[Dataset items]
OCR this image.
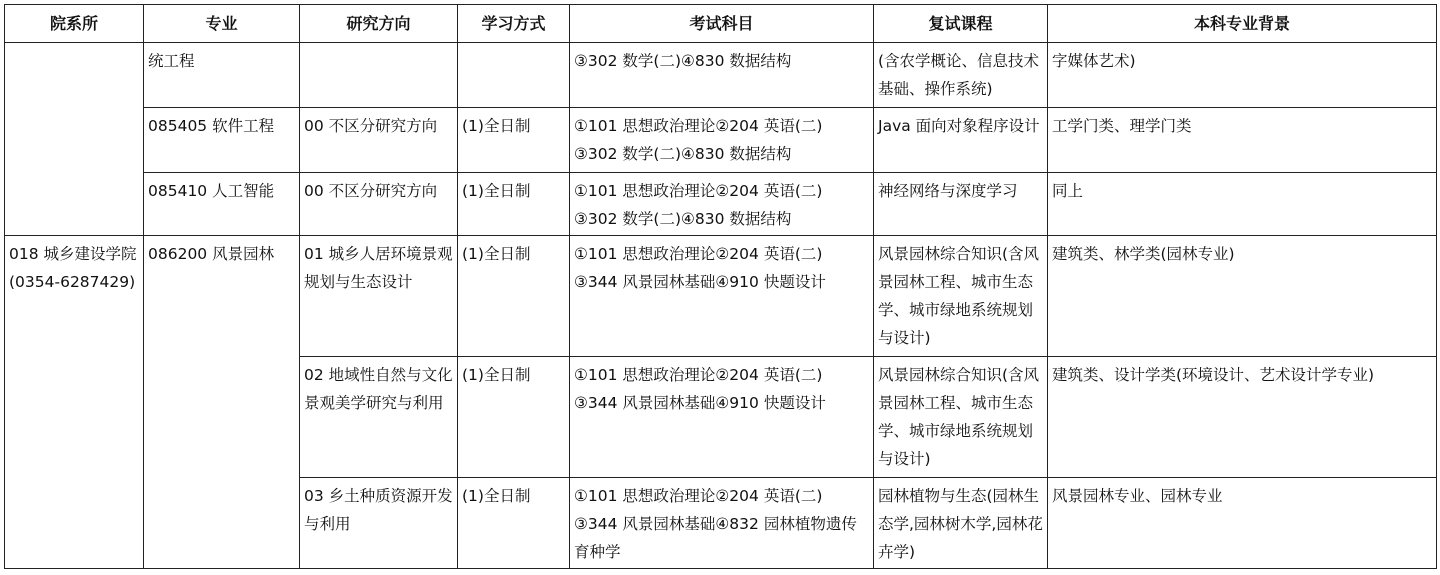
院系所	专业	研究方向	学习方式	考试科目	复试课程	本科专业背景

	统工程			③302 数学(二)④830 数据结构	(含农学概论、信息技术基础、操作系统)	字媒体艺术)

	085405 软件工程	00 不区分研究方向	(1)全日制	①101 思想政治理论②204 英语(二)
③302 数学(二)④830 数据结构	Java 面向对象程序设计	工学门类、理学门类

	085410 人工智能	00 不区分研究方向	(1)全日制	①101 思想政治理论②204 英语(二)
③302 数学(二)④830 数据结构	神经网络与深度学习	同上

018 城乡建设学院
(0354-6287429)	086200 风景园林	01 城乡人居环境景观规划与生态设计	(1)全日制	①101 思想政治理论②204 英语(二)
③344 风景园林基础④910 快题设计	风景园林综合知识(含风景园林工程、城市生态学、城市绿地系统规划与设计)	建筑类、林学类(园林专业)

		02 地域性自然与文化景观美学研究与利用	(1)全日制	①101 思想政治理论②204 英语(二)
③344 风景园林基础④910 快题设计	风景园林综合知识(含风景园林工程、城市生态学、城市绿地系统规划与设计)	建筑类、设计学类(环境设计、艺术设计学专业)

		03 乡土种质资源开发与利用	(1)全日制	①101 思想政治理论②204 英语(二)
③344 风景园林基础④832 园林植物遗传育种学	园林植物与生态(园林生态学,园林树木学,园林花卉学)	风景园林专业、园林专业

Task to complete:
Indicate how many lines of the material contain the string "快题设计", giving the number and nothing more.

Written response:
2